Dati registrati:
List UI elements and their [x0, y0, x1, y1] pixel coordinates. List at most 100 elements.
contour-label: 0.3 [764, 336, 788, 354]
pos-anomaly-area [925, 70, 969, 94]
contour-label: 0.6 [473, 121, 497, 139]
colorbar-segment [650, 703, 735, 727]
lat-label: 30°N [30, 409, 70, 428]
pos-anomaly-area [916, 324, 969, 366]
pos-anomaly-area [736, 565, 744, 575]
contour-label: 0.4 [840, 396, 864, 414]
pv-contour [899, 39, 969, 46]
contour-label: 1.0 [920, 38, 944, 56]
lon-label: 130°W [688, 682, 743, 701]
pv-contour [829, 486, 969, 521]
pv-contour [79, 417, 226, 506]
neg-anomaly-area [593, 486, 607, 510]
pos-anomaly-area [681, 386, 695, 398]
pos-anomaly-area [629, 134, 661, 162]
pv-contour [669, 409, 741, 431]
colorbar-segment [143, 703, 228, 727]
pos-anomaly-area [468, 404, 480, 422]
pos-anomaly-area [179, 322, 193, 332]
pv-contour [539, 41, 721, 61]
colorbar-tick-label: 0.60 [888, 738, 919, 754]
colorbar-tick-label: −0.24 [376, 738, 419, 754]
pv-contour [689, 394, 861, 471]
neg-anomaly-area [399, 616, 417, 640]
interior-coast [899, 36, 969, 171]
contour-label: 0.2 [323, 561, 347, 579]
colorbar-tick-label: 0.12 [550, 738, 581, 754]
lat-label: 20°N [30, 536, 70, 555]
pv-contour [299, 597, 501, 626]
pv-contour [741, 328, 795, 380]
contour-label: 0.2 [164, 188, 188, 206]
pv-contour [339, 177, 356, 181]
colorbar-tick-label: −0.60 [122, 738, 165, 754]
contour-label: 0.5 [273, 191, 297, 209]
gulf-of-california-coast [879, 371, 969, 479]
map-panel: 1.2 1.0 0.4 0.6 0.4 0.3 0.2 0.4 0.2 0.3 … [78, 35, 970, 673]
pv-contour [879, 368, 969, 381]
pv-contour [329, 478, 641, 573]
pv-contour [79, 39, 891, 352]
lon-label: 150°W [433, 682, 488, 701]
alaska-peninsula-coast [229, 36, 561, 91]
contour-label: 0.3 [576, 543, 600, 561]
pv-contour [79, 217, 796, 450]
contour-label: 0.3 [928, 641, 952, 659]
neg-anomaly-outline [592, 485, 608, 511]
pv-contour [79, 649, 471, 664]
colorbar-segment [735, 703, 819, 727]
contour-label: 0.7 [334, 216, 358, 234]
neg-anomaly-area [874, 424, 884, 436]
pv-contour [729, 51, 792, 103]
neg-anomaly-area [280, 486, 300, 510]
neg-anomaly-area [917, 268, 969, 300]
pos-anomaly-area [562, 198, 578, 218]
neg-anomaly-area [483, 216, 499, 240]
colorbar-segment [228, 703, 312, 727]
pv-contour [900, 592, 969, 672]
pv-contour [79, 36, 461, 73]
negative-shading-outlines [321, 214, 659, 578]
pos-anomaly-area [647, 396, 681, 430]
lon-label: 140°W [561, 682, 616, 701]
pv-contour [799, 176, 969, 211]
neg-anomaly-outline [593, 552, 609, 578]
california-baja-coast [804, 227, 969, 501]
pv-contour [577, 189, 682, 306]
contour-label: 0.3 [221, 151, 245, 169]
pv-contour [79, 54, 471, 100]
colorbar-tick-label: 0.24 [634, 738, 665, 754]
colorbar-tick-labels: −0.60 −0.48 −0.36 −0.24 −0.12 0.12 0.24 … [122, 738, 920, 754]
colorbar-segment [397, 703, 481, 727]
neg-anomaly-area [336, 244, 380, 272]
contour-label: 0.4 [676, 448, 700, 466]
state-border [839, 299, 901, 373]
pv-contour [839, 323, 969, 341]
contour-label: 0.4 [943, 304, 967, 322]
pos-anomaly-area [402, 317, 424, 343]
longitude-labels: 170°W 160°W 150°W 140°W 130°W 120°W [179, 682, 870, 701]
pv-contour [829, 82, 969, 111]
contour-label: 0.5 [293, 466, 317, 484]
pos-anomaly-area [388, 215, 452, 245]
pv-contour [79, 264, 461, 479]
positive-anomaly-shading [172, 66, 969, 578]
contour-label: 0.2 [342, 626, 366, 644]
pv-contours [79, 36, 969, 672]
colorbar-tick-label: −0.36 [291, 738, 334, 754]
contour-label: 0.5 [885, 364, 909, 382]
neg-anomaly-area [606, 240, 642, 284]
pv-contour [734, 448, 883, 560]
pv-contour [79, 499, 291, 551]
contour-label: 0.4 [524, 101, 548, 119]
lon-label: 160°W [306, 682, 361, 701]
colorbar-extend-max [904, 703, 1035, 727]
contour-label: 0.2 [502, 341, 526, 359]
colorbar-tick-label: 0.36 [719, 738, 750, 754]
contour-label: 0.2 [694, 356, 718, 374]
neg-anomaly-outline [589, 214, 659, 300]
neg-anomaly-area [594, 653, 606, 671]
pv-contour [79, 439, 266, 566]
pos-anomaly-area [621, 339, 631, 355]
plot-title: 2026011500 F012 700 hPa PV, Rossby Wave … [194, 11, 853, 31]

Istruzioni e requisiti: Ricopia parola per parola ogni riga dell'elenco qui sopra.

Soluzione del compito:
List UI elements and their [x0, y0, x1, y1] pixel coordinates. List at most 100 elements.
contour-label: 0.3 [764, 336, 788, 354]
pos-anomaly-area [925, 70, 969, 94]
contour-label: 0.6 [473, 121, 497, 139]
colorbar-segment [650, 703, 735, 727]
lat-label: 30°N [30, 409, 70, 428]
pos-anomaly-area [916, 324, 969, 366]
pos-anomaly-area [736, 565, 744, 575]
contour-label: 0.4 [840, 396, 864, 414]
pv-contour [899, 39, 969, 46]
contour-label: 1.0 [920, 38, 944, 56]
lon-label: 130°W [688, 682, 743, 701]
pv-contour [829, 486, 969, 521]
pv-contour [79, 417, 226, 506]
neg-anomaly-area [593, 486, 607, 510]
pos-anomaly-area [681, 386, 695, 398]
pos-anomaly-area [629, 134, 661, 162]
pv-contour [669, 409, 741, 431]
colorbar-segment [143, 703, 228, 727]
pos-anomaly-area [468, 404, 480, 422]
pos-anomaly-area [179, 322, 193, 332]
pv-contour [539, 41, 721, 61]
colorbar-tick-label: 0.60 [888, 738, 919, 754]
colorbar-tick-label: −0.24 [376, 738, 419, 754]
pv-contour [689, 394, 861, 471]
neg-anomaly-area [399, 616, 417, 640]
interior-coast [899, 36, 969, 171]
contour-label: 0.2 [323, 561, 347, 579]
colorbar-tick-label: 0.12 [550, 738, 581, 754]
lat-label: 20°N [30, 536, 70, 555]
pv-contour [299, 597, 501, 626]
pv-contour [741, 328, 795, 380]
contour-label: 0.2 [164, 188, 188, 206]
pv-contour [339, 177, 356, 181]
colorbar-tick-label: −0.60 [122, 738, 165, 754]
contour-label: 0.5 [273, 191, 297, 209]
gulf-of-california-coast [879, 371, 969, 479]
map-panel: 1.2 1.0 0.4 0.6 0.4 0.3 0.2 0.4 0.2 0.3 … [78, 35, 970, 673]
pv-contour [879, 368, 969, 381]
pv-contour [329, 478, 641, 573]
pv-contour [79, 39, 891, 352]
lon-label: 150°W [433, 682, 488, 701]
alaska-peninsula-coast [229, 36, 561, 91]
contour-label: 0.3 [576, 543, 600, 561]
pv-contour [79, 217, 796, 450]
contour-label: 0.3 [928, 641, 952, 659]
neg-anomaly-outline [592, 485, 608, 511]
pv-contour [79, 649, 471, 664]
colorbar-segment [735, 703, 819, 727]
contour-label: 0.7 [334, 216, 358, 234]
neg-anomaly-area [874, 424, 884, 436]
pv-contour [729, 51, 792, 103]
neg-anomaly-area [280, 486, 300, 510]
neg-anomaly-area [917, 268, 969, 300]
pos-anomaly-area [562, 198, 578, 218]
neg-anomaly-area [483, 216, 499, 240]
colorbar-segment [228, 703, 312, 727]
pv-contour [900, 592, 969, 672]
pv-contour [79, 36, 461, 73]
negative-shading-outlines [321, 214, 659, 578]
pos-anomaly-area [647, 396, 681, 430]
lon-label: 140°W [561, 682, 616, 701]
pv-contour [799, 176, 969, 211]
neg-anomaly-outline [593, 552, 609, 578]
california-baja-coast [804, 227, 969, 501]
pv-contour [577, 189, 682, 306]
contour-label: 0.3 [221, 151, 245, 169]
pv-contour [79, 54, 471, 100]
colorbar-tick-label: 0.24 [634, 738, 665, 754]
colorbar-tick-labels: −0.60 −0.48 −0.36 −0.24 −0.12 0.12 0.24 … [122, 738, 920, 754]
colorbar-segment [397, 703, 481, 727]
neg-anomaly-area [336, 244, 380, 272]
contour-label: 0.4 [676, 448, 700, 466]
state-border [839, 299, 901, 373]
pv-contour [839, 323, 969, 341]
contour-label: 0.4 [943, 304, 967, 322]
pos-anomaly-area [402, 317, 424, 343]
longitude-labels: 170°W 160°W 150°W 140°W 130°W 120°W [179, 682, 870, 701]
pv-contour [829, 82, 969, 111]
contour-label: 0.5 [293, 466, 317, 484]
pos-anomaly-area [388, 215, 452, 245]
pv-contour [79, 264, 461, 479]
positive-anomaly-shading [172, 66, 969, 578]
contour-label: 0.2 [342, 626, 366, 644]
pv-contours [79, 36, 969, 672]
colorbar-tick-label: −0.36 [291, 738, 334, 754]
contour-label: 0.5 [885, 364, 909, 382]
neg-anomaly-area [606, 240, 642, 284]
pv-contour [734, 448, 883, 560]
pv-contour [79, 499, 291, 551]
contour-label: 0.4 [524, 101, 548, 119]
lon-label: 160°W [306, 682, 361, 701]
colorbar-extend-max [904, 703, 1035, 727]
contour-label: 0.2 [502, 341, 526, 359]
colorbar-tick-label: 0.36 [719, 738, 750, 754]
contour-label: 0.2 [694, 356, 718, 374]
neg-anomaly-outline [589, 214, 659, 300]
neg-anomaly-area [594, 653, 606, 671]
pv-contour [79, 439, 266, 566]
pos-anomaly-area [621, 339, 631, 355]
plot-title: 2026011500 F012 700 hPa PV, Rossby Wave … [194, 11, 853, 31]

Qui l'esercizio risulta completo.